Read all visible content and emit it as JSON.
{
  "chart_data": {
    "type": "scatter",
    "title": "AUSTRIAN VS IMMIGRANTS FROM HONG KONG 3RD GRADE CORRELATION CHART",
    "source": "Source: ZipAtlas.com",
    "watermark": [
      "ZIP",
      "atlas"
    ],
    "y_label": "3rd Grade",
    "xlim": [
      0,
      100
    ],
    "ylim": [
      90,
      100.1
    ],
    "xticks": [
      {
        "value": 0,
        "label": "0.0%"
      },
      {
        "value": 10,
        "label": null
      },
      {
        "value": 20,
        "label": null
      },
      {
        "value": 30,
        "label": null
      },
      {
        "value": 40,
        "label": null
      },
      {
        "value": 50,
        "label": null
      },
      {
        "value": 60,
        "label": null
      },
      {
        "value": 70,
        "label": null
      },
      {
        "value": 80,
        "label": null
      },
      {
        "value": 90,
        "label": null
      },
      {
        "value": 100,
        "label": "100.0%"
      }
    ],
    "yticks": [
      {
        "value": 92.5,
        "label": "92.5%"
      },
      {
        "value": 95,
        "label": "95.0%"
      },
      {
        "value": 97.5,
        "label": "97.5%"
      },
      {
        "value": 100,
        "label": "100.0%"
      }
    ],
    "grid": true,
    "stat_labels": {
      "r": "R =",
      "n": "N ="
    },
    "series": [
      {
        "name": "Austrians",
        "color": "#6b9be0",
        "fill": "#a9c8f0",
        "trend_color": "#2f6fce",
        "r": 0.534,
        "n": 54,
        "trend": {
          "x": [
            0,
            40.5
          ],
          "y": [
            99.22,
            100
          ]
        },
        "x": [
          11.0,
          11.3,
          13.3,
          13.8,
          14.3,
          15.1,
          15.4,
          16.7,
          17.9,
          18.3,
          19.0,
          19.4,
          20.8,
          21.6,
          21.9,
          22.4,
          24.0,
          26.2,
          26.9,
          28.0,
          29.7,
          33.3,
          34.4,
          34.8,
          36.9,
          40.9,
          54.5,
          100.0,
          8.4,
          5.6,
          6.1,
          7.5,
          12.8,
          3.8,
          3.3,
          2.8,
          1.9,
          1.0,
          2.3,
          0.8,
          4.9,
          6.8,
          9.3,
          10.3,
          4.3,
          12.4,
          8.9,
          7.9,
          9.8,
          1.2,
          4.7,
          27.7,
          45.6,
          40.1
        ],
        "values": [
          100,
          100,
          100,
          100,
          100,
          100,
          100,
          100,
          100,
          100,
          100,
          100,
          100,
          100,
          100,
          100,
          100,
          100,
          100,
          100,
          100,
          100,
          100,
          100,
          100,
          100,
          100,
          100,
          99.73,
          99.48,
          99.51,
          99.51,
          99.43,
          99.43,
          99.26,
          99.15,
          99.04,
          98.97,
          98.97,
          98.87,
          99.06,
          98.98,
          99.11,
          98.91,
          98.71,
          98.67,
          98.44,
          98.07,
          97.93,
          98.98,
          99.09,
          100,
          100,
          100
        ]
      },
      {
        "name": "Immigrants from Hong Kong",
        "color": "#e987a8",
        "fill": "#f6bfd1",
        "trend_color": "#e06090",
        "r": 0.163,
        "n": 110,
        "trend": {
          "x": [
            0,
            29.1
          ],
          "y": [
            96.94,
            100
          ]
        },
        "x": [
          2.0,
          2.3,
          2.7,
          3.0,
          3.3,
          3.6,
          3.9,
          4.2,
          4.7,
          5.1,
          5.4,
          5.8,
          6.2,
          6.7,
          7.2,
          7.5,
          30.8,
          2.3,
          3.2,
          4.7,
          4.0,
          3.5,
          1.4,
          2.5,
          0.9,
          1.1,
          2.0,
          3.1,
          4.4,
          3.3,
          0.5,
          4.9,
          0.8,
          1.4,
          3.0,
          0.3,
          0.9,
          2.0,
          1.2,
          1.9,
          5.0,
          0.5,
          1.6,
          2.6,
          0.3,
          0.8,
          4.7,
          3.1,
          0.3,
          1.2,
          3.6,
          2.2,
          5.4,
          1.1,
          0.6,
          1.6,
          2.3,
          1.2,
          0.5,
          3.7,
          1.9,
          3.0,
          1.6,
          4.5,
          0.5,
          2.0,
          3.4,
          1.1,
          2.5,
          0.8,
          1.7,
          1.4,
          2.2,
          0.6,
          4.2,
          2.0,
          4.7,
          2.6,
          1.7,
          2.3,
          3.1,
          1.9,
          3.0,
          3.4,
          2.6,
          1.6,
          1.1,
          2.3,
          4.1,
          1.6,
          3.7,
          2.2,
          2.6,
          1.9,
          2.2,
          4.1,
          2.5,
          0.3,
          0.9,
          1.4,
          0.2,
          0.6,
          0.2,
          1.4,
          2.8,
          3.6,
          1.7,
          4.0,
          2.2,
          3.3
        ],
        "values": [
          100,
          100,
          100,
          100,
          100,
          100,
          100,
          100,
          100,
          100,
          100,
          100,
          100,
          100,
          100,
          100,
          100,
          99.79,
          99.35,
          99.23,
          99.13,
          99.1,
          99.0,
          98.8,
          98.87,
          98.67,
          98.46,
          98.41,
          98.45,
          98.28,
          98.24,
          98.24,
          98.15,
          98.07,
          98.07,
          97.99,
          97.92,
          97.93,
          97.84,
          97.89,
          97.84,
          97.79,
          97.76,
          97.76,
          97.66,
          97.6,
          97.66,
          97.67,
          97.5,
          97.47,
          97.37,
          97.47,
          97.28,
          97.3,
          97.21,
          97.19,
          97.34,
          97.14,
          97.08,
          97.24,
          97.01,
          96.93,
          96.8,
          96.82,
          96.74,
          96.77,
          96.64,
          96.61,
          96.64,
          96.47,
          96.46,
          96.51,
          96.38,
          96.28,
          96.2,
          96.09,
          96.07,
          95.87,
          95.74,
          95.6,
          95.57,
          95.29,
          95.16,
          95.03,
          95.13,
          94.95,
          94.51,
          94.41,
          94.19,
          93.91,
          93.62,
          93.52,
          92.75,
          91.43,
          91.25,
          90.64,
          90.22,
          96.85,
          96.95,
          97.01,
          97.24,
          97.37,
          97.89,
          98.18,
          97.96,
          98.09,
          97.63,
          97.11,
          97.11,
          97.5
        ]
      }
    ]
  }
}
....
• [Directions for this task]
Return the full listing, character for character.

• [Expected output]
Read all visible content and emit it as JSON.
{
  "chart_data": {
    "type": "scatter",
    "title": "AUSTRIAN VS IMMIGRANTS FROM HONG KONG 3RD GRADE CORRELATION CHART",
    "source": "Source: ZipAtlas.com",
    "watermark": [
      "ZIP",
      "atlas"
    ],
    "y_label": "3rd Grade",
    "xlim": [
      0,
      100
    ],
    "ylim": [
      90,
      100.1
    ],
    "xticks": [
      {
        "value": 0,
        "label": "0.0%"
      },
      {
        "value": 10,
        "label": null
      },
      {
        "value": 20,
        "label": null
      },
      {
        "value": 30,
        "label": null
      },
      {
        "value": 40,
        "label": null
      },
      {
        "value": 50,
        "label": null
      },
      {
        "value": 60,
        "label": null
      },
      {
        "value": 70,
        "label": null
      },
      {
        "value": 80,
        "label": null
      },
      {
        "value": 90,
        "label": null
      },
      {
        "value": 100,
        "label": "100.0%"
      }
    ],
    "yticks": [
      {
        "value": 92.5,
        "label": "92.5%"
      },
      {
        "value": 95,
        "label": "95.0%"
      },
      {
        "value": 97.5,
        "label": "97.5%"
      },
      {
        "value": 100,
        "label": "100.0%"
      }
    ],
    "grid": true,
    "stat_labels": {
      "r": "R =",
      "n": "N ="
    },
    "series": [
      {
        "name": "Austrians",
        "color": "#6b9be0",
        "fill": "#a9c8f0",
        "trend_color": "#2f6fce",
        "r": 0.534,
        "n": 54,
        "trend": {
          "x": [
            0,
            40.5
          ],
          "y": [
            99.22,
            100
          ]
        },
        "x": [
          11.0,
          11.3,
          13.3,
          13.8,
          14.3,
          15.1,
          15.4,
          16.7,
          17.9,
          18.3,
          19.0,
          19.4,
          20.8,
          21.6,
          21.9,
          22.4,
          24.0,
          26.2,
          26.9,
          28.0,
          29.7,
          33.3,
          34.4,
          34.8,
          36.9,
          40.9,
          54.5,
          100.0,
          8.4,
          5.6,
          6.1,
          7.5,
          12.8,
          3.8,
          3.3,
          2.8,
          1.9,
          1.0,
          2.3,
          0.8,
          4.9,
          6.8,
          9.3,
          10.3,
          4.3,
          12.4,
          8.9,
          7.9,
          9.8,
          1.2,
          4.7,
          27.7,
          45.6,
          40.1
        ],
        "values": [
          100,
          100,
          100,
          100,
          100,
          100,
          100,
          100,
          100,
          100,
          100,
          100,
          100,
          100,
          100,
          100,
          100,
          100,
          100,
          100,
          100,
          100,
          100,
          100,
          100,
          100,
          100,
          100,
          99.73,
          99.48,
          99.51,
          99.51,
          99.43,
          99.43,
          99.26,
          99.15,
          99.04,
          98.97,
          98.97,
          98.87,
          99.06,
          98.98,
          99.11,
          98.91,
          98.71,
          98.67,
          98.44,
          98.07,
          97.93,
          98.98,
          99.09,
          100,
          100,
          100
        ]
      },
      {
        "name": "Immigrants from Hong Kong",
        "color": "#e987a8",
        "fill": "#f6bfd1",
        "trend_color": "#e06090",
        "r": 0.163,
        "n": 110,
        "trend": {
          "x": [
            0,
            29.1
          ],
          "y": [
            96.94,
            100
          ]
        },
        "x": [
          2.0,
          2.3,
          2.7,
          3.0,
          3.3,
          3.6,
          3.9,
          4.2,
          4.7,
          5.1,
          5.4,
          5.8,
          6.2,
          6.7,
          7.2,
          7.5,
          30.8,
          2.3,
          3.2,
          4.7,
          4.0,
          3.5,
          1.4,
          2.5,
          0.9,
          1.1,
          2.0,
          3.1,
          4.4,
          3.3,
          0.5,
          4.9,
          0.8,
          1.4,
          3.0,
          0.3,
          0.9,
          2.0,
          1.2,
          1.9,
          5.0,
          0.5,
          1.6,
          2.6,
          0.3,
          0.8,
          4.7,
          3.1,
          0.3,
          1.2,
          3.6,
          2.2,
          5.4,
          1.1,
          0.6,
          1.6,
          2.3,
          1.2,
          0.5,
          3.7,
          1.9,
          3.0,
          1.6,
          4.5,
          0.5,
          2.0,
          3.4,
          1.1,
          2.5,
          0.8,
          1.7,
          1.4,
          2.2,
          0.6,
          4.2,
          2.0,
          4.7,
          2.6,
          1.7,
          2.3,
          3.1,
          1.9,
          3.0,
          3.4,
          2.6,
          1.6,
          1.1,
          2.3,
          4.1,
          1.6,
          3.7,
          2.2,
          2.6,
          1.9,
          2.2,
          4.1,
          2.5,
          0.3,
          0.9,
          1.4,
          0.2,
          0.6,
          0.2,
          1.4,
          2.8,
          3.6,
          1.7,
          4.0,
          2.2,
          3.3
        ],
        "values": [
          100,
          100,
          100,
          100,
          100,
          100,
          100,
          100,
          100,
          100,
          100,
          100,
          100,
          100,
          100,
          100,
          100,
          99.79,
          99.35,
          99.23,
          99.13,
          99.1,
          99.0,
          98.8,
          98.87,
          98.67,
          98.46,
          98.41,
          98.45,
          98.28,
          98.24,
          98.24,
          98.15,
          98.07,
          98.07,
          97.99,
          97.92,
          97.93,
          97.84,
          97.89,
          97.84,
          97.79,
          97.76,
          97.76,
          97.66,
          97.6,
          97.66,
          97.67,
          97.5,
          97.47,
          97.37,
          97.47,
          97.28,
          97.3,
          97.21,
          97.19,
          97.34,
          97.14,
          97.08,
          97.24,
          97.01,
          96.93,
          96.8,
          96.82,
          96.74,
          96.77,
          96.64,
          96.61,
          96.64,
          96.47,
          96.46,
          96.51,
          96.38,
          96.28,
          96.2,
          96.09,
          96.07,
          95.87,
          95.74,
          95.6,
          95.57,
          95.29,
          95.16,
          95.03,
          95.13,
          94.95,
          94.51,
          94.41,
          94.19,
          93.91,
          93.62,
          93.52,
          92.75,
          91.43,
          91.25,
          90.64,
          90.22,
          96.85,
          96.95,
          97.01,
          97.24,
          97.37,
          97.89,
          98.18,
          97.96,
          98.09,
          97.63,
          97.11,
          97.11,
          97.5
        ]
      }
    ]
  }
}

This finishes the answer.